(Saved entries)
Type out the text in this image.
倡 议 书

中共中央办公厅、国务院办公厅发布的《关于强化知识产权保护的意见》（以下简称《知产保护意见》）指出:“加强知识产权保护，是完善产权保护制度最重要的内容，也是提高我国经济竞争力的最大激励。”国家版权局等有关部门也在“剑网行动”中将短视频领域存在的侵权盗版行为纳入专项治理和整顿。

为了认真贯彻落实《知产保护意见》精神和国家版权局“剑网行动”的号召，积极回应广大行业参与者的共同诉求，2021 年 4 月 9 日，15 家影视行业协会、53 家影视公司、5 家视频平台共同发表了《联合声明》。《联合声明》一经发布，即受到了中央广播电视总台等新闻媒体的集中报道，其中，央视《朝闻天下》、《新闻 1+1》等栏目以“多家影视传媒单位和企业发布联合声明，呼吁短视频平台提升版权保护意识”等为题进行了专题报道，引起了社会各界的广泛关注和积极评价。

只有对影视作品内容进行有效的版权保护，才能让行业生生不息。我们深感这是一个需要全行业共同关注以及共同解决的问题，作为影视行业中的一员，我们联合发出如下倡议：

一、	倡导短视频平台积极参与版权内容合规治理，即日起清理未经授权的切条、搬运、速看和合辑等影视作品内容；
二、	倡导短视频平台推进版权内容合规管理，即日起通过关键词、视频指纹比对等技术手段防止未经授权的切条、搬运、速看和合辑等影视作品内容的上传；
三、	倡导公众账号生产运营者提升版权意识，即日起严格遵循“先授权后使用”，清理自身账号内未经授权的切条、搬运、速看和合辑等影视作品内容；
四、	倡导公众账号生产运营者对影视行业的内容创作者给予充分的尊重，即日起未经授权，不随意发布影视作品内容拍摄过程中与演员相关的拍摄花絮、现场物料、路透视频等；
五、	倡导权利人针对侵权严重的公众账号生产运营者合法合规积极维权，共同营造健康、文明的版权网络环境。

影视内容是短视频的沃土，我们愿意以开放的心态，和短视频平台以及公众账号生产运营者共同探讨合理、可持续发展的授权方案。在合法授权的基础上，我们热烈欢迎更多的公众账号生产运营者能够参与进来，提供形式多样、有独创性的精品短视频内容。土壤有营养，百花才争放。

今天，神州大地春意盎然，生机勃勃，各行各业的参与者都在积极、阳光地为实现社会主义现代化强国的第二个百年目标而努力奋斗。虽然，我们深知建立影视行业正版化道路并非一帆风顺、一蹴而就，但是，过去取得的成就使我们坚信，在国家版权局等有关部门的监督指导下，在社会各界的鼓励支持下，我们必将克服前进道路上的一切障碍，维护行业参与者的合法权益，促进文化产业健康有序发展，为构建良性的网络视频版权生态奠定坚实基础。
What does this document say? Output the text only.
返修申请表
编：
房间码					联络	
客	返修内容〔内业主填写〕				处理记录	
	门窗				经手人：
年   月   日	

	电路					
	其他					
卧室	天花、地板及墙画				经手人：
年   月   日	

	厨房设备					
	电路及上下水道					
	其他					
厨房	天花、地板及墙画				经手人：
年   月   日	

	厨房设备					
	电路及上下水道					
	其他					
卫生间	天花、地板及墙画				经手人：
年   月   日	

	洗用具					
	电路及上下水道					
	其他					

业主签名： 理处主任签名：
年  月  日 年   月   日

▸ **DIRECTIONS**:
Copy out every line holding the string "this".

▸ **RESULT OF THE EXERCISE**:
Type out the text in this image.
What does this document say? Output the text only.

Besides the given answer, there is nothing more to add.